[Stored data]

-- START --

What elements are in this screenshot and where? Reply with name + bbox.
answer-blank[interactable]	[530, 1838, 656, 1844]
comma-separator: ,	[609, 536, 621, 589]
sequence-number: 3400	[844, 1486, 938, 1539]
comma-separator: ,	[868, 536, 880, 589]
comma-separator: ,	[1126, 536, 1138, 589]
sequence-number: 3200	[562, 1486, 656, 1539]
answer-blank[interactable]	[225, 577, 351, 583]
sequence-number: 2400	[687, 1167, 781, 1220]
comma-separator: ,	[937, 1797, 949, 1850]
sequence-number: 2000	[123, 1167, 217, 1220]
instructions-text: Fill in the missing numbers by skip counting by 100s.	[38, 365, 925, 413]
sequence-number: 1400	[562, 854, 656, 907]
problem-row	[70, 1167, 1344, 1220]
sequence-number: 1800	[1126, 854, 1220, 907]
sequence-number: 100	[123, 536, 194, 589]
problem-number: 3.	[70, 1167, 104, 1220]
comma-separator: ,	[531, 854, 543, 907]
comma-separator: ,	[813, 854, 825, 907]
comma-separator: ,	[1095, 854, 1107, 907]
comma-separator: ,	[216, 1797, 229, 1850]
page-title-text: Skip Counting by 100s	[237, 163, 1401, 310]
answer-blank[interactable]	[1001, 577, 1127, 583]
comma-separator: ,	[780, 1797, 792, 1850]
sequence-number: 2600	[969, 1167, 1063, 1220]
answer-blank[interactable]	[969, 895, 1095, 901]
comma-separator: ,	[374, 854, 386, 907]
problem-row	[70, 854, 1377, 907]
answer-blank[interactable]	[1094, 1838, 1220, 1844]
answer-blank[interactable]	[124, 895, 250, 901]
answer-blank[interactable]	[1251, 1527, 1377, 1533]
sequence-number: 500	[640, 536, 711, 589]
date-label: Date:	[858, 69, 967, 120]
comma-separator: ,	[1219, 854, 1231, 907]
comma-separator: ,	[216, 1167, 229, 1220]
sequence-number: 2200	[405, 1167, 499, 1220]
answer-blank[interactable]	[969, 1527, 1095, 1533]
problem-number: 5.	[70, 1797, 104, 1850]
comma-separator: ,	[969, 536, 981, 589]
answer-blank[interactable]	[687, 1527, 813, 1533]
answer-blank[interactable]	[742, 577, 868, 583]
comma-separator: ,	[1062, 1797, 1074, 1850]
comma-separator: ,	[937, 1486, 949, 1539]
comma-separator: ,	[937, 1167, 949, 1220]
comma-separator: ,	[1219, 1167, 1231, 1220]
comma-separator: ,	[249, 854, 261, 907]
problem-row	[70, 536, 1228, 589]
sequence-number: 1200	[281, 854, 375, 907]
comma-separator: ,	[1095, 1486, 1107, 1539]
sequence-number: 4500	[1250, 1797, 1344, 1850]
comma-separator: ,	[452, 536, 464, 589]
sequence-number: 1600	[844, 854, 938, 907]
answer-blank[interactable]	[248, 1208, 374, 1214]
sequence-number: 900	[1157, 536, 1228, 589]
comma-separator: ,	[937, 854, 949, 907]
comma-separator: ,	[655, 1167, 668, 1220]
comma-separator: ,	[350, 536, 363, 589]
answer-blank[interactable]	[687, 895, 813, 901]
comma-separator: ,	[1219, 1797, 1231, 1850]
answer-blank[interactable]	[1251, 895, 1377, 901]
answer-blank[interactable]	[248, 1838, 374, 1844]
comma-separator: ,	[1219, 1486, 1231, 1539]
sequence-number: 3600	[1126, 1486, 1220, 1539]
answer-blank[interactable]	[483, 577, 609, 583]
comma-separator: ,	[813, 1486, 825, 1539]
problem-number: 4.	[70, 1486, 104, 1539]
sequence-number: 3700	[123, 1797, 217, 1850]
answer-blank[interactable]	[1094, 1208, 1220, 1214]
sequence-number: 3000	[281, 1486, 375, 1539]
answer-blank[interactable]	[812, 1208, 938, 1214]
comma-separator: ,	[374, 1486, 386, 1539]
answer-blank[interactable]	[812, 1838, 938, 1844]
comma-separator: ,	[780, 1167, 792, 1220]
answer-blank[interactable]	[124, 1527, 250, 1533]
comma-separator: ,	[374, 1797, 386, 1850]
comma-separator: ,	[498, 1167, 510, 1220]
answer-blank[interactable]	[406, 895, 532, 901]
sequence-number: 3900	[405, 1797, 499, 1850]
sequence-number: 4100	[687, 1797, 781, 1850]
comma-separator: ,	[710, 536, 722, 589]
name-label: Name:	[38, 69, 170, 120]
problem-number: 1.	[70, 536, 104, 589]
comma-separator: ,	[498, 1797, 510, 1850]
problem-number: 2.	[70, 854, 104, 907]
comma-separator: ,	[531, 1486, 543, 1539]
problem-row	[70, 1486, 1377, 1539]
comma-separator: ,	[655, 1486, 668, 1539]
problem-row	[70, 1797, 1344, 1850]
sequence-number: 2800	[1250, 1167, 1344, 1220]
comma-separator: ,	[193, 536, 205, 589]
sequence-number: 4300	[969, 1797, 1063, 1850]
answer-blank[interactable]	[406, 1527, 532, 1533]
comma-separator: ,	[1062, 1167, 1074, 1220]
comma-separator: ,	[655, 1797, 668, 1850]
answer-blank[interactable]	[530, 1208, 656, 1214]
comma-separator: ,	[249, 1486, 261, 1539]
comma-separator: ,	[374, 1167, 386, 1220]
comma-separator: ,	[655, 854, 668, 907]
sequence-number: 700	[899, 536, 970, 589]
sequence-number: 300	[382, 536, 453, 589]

-- END --

> [WORK REQUIRED]:
Format the lines as a Markdown table with the columns Row and Line, starting with the first line of the stored data and going on through the line with "536, 1138, 589]", both included. Leave out any blank lines.

> [SOLVED EXERCISE]:
| Row | Line |
|---|---|
| 1 | What elements are in this screenshot and where? Reply with name + bbox. |
| 2 | answer-blank[interactable]	[530, 1838, 656, 1844] |
| 3 | comma-separator: ,	[609, 536, 621, 589] |
| 4 | sequence-number: 3400	[844, 1486, 938, 1539] |
| 5 | comma-separator: ,	[868, 536, 880, 589] |
| 6 | comma-separator: ,	[1126, 536, 1138, 589] |